» **What to do**
Print the listing in its entirety and exactly, leaving out images.

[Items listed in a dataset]

"""

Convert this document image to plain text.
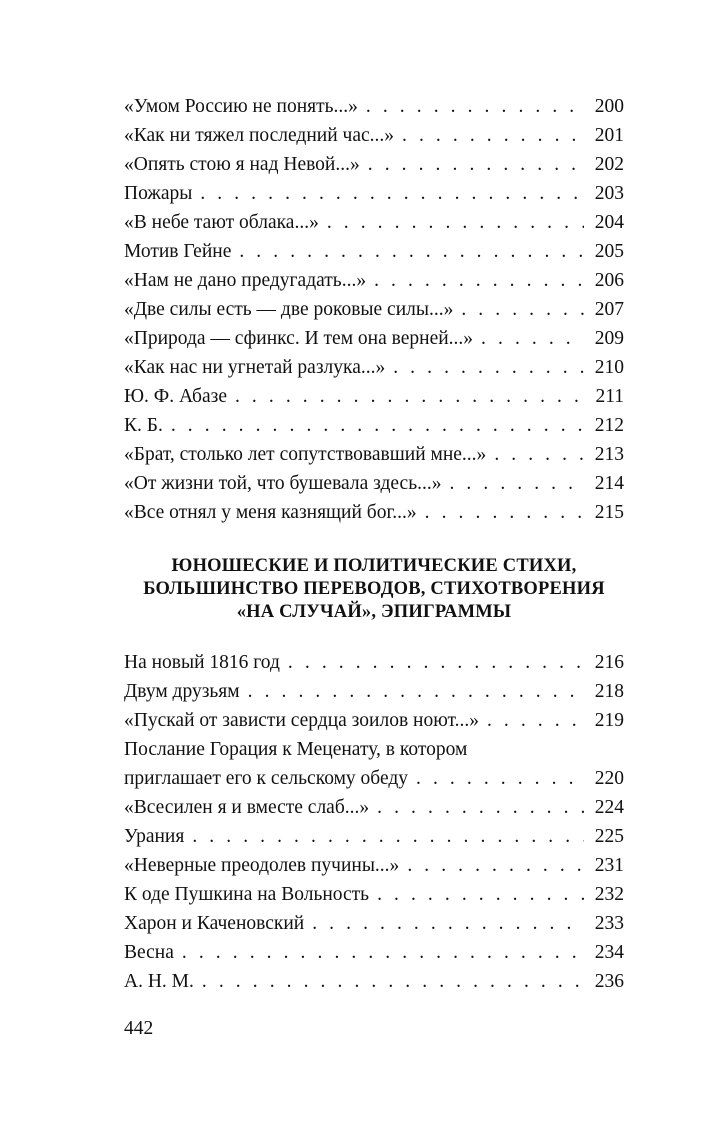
«Умом Россию не понять...» . . .	200
«Как ни тяжел последний час...» . . .	201
«Опять стою я над Невой...» . . .	202
Пожары . . .	203
«В небе тают облака...» . . .	204
Мотив Гейне . . .	205
«Нам не дано предугадать...» . . .	206
«Две силы есть — две роковые силы...» . . .	207
«Природа — сфинкс. И тем она верней...» . . .	209
«Как нас ни угнетай разлука...» . . .	210
Ю. Ф. Абазе . . .	211
К. Б. . . .	212
«Брат, столько лет сопутствовавший мне...» . . .	213
«От жизни той, что бушевала здесь...» . . .	214
«Все отнял у меня казнящий бог...» . . .	215
ЮНОШЕСКИЕ И ПОЛИТИЧЕСКИЕ СТИХИ,
БОЛЬШИНСТВО ПЕРЕВОДОВ, СТИХОТВОРЕНИЯ
«НА СЛУЧАЙ», ЭПИГРАММЫ
На новый 1816 год . . .	216
Двум друзьям . . .	218
«Пускай от зависти сердца зоилов ноют...» . . .	219
Послание Горация к Меценату, в котором
приглашает его к сельскому обеду . . .	220
«Всесилен я и вместе слаб...» . . .	224
Урания . . .	225
«Неверные преодолев пучины...» . . .	231
К оде Пушкина на Вольность . . .	232
Харон и Каченовский . . .	233
Весна . . .	234
А. Н. М. . . .	236
442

"""

» **Solution to the exercise**
Convert this document image to plain text.
«Умом Россию не понять...» . . .	200
«Как ни тяжел последний час...» . . .	201
«Опять стою я над Невой...» . . .	202
Пожары . . .	203
«В небе тают облака...» . . .	204
Мотив Гейне . . .	205
«Нам не дано предугадать...» . . .	206
«Две силы есть — две роковые силы...» . . .	207
«Природа — сфинкс. И тем она верней...» . . .	209
«Как нас ни угнетай разлука...» . . .	210
Ю. Ф. Абазе . . .	211
К. Б. . . .	212
«Брат, столько лет сопутствовавший мне...» . . .	213
«От жизни той, что бушевала здесь...» . . .	214
«Все отнял у меня казнящий бог...» . . .	215
ЮНОШЕСКИЕ И ПОЛИТИЧЕСКИЕ СТИХИ,
БОЛЬШИНСТВО ПЕРЕВОДОВ, СТИХОТВОРЕНИЯ
«НА СЛУЧАЙ», ЭПИГРАММЫ
На новый 1816 год . . .	216
Двум друзьям . . .	218
«Пускай от зависти сердца зоилов ноют...» . . .	219
Послание Горация к Меценату, в котором
приглашает его к сельскому обеду . . .	220
«Всесилен я и вместе слаб...» . . .	224
Урания . . .	225
«Неверные преодолев пучины...» . . .	231
К оде Пушкина на Вольность . . .	232
Харон и Каченовский . . .	233
Весна . . .	234
А. Н. М. . . .	236
442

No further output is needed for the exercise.